> **Problem description**:
Transcribe each entry below exactly. Pictures do not go in the copy.

(Collected data entries)
──────────────────────────────

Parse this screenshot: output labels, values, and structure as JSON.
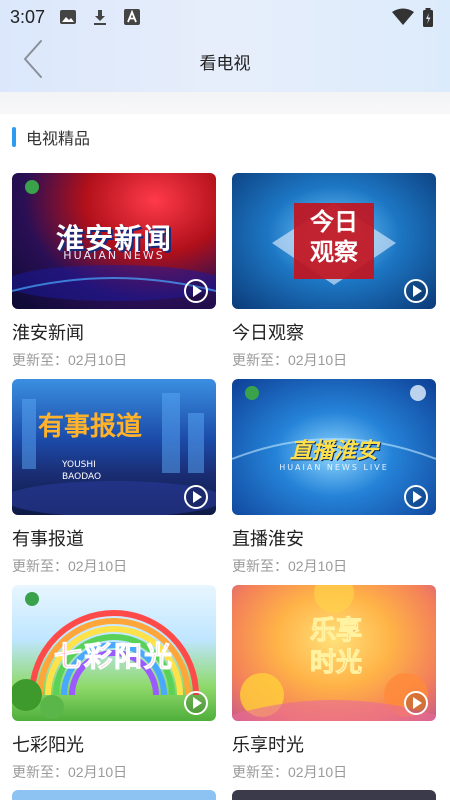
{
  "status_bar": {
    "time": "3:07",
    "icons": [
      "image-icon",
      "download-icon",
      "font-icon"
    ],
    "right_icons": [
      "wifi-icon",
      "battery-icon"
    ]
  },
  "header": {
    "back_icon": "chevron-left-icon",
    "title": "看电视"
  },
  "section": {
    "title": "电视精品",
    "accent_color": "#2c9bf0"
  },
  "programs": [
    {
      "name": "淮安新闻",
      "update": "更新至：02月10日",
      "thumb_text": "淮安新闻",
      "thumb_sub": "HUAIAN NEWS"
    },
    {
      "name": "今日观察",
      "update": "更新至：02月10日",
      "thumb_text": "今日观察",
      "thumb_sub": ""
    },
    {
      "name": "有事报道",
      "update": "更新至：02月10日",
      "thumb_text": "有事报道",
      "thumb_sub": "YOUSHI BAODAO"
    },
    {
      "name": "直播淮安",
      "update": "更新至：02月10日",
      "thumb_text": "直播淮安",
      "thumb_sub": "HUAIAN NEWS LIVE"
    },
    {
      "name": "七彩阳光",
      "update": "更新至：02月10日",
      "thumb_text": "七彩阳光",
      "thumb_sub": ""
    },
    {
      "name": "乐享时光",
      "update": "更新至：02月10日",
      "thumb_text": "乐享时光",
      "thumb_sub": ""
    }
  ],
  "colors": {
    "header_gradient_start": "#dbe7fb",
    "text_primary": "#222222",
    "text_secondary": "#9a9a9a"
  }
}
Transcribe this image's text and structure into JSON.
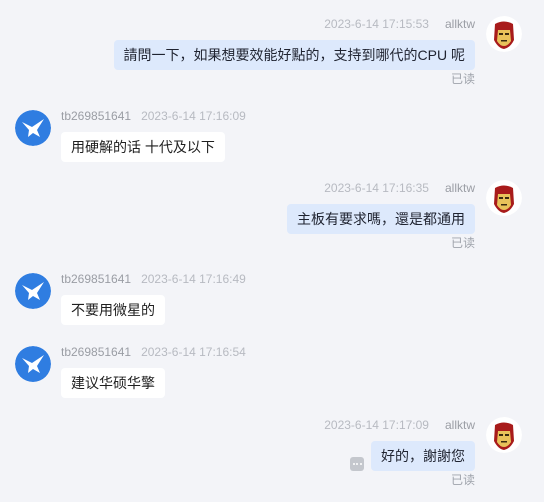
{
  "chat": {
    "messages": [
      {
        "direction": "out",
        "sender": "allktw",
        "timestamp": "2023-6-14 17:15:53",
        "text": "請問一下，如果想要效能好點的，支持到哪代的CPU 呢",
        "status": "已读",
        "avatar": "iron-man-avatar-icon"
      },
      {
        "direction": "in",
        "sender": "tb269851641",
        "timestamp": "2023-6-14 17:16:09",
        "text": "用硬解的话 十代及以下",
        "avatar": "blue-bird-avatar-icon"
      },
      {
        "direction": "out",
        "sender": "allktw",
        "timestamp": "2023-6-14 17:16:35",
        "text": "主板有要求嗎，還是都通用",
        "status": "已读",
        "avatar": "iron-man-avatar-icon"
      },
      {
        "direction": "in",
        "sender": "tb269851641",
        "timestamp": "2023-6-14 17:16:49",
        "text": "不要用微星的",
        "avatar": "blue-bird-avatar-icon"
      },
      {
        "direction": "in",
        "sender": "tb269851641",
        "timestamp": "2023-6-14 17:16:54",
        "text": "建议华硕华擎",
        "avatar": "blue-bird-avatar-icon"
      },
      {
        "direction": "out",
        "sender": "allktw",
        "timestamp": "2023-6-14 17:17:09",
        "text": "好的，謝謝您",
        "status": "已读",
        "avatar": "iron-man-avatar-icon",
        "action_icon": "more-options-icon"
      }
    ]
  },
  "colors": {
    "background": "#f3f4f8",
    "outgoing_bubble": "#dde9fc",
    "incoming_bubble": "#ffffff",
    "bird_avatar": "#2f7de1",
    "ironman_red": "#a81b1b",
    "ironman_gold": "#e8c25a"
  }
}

──────────────────────────────

> **Full solution**:
Parse this screenshot: output labels, values, and structure as JSON.
{
  "status_bar": {
    "time": "3:07",
    "icons": [
      "image-icon",
      "download-icon",
      "font-icon"
    ],
    "right_icons": [
      "wifi-icon",
      "battery-icon"
    ]
  },
  "header": {
    "back_icon": "chevron-left-icon",
    "title": "看电视"
  },
  "section": {
    "title": "电视精品",
    "accent_color": "#2c9bf0"
  },
  "programs": [
    {
      "name": "淮安新闻",
      "update": "更新至：02月10日",
      "thumb_text": "淮安新闻",
      "thumb_sub": "HUAIAN NEWS"
    },
    {
      "name": "今日观察",
      "update": "更新至：02月10日",
      "thumb_text": "今日观察",
      "thumb_sub": ""
    },
    {
      "name": "有事报道",
      "update": "更新至：02月10日",
      "thumb_text": "有事报道",
      "thumb_sub": "YOUSHI BAODAO"
    },
    {
      "name": "直播淮安",
      "update": "更新至：02月10日",
      "thumb_text": "直播淮安",
      "thumb_sub": "HUAIAN NEWS LIVE"
    },
    {
      "name": "七彩阳光",
      "update": "更新至：02月10日",
      "thumb_text": "七彩阳光",
      "thumb_sub": ""
    },
    {
      "name": "乐享时光",
      "update": "更新至：02月10日",
      "thumb_text": "乐享时光",
      "thumb_sub": ""
    }
  ],
  "colors": {
    "header_gradient_start": "#dbe7fb",
    "text_primary": "#222222",
    "text_secondary": "#9a9a9a"
  }
}
Transcribe this image's text and structure into JSON.
{
  "chat": {
    "messages": [
      {
        "direction": "out",
        "sender": "allktw",
        "timestamp": "2023-6-14 17:15:53",
        "text": "請問一下，如果想要效能好點的，支持到哪代的CPU 呢",
        "status": "已读",
        "avatar": "iron-man-avatar-icon"
      },
      {
        "direction": "in",
        "sender": "tb269851641",
        "timestamp": "2023-6-14 17:16:09",
        "text": "用硬解的话 十代及以下",
        "avatar": "blue-bird-avatar-icon"
      },
      {
        "direction": "out",
        "sender": "allktw",
        "timestamp": "2023-6-14 17:16:35",
        "text": "主板有要求嗎，還是都通用",
        "status": "已读",
        "avatar": "iron-man-avatar-icon"
      },
      {
        "direction": "in",
        "sender": "tb269851641",
        "timestamp": "2023-6-14 17:16:49",
        "text": "不要用微星的",
        "avatar": "blue-bird-avatar-icon"
      },
      {
        "direction": "in",
        "sender": "tb269851641",
        "timestamp": "2023-6-14 17:16:54",
        "text": "建议华硕华擎",
        "avatar": "blue-bird-avatar-icon"
      },
      {
        "direction": "out",
        "sender": "allktw",
        "timestamp": "2023-6-14 17:17:09",
        "text": "好的，謝謝您",
        "status": "已读",
        "avatar": "iron-man-avatar-icon",
        "action_icon": "more-options-icon"
      }
    ]
  },
  "colors": {
    "background": "#f3f4f8",
    "outgoing_bubble": "#dde9fc",
    "incoming_bubble": "#ffffff",
    "bird_avatar": "#2f7de1",
    "ironman_red": "#a81b1b",
    "ironman_gold": "#e8c25a"
  }
}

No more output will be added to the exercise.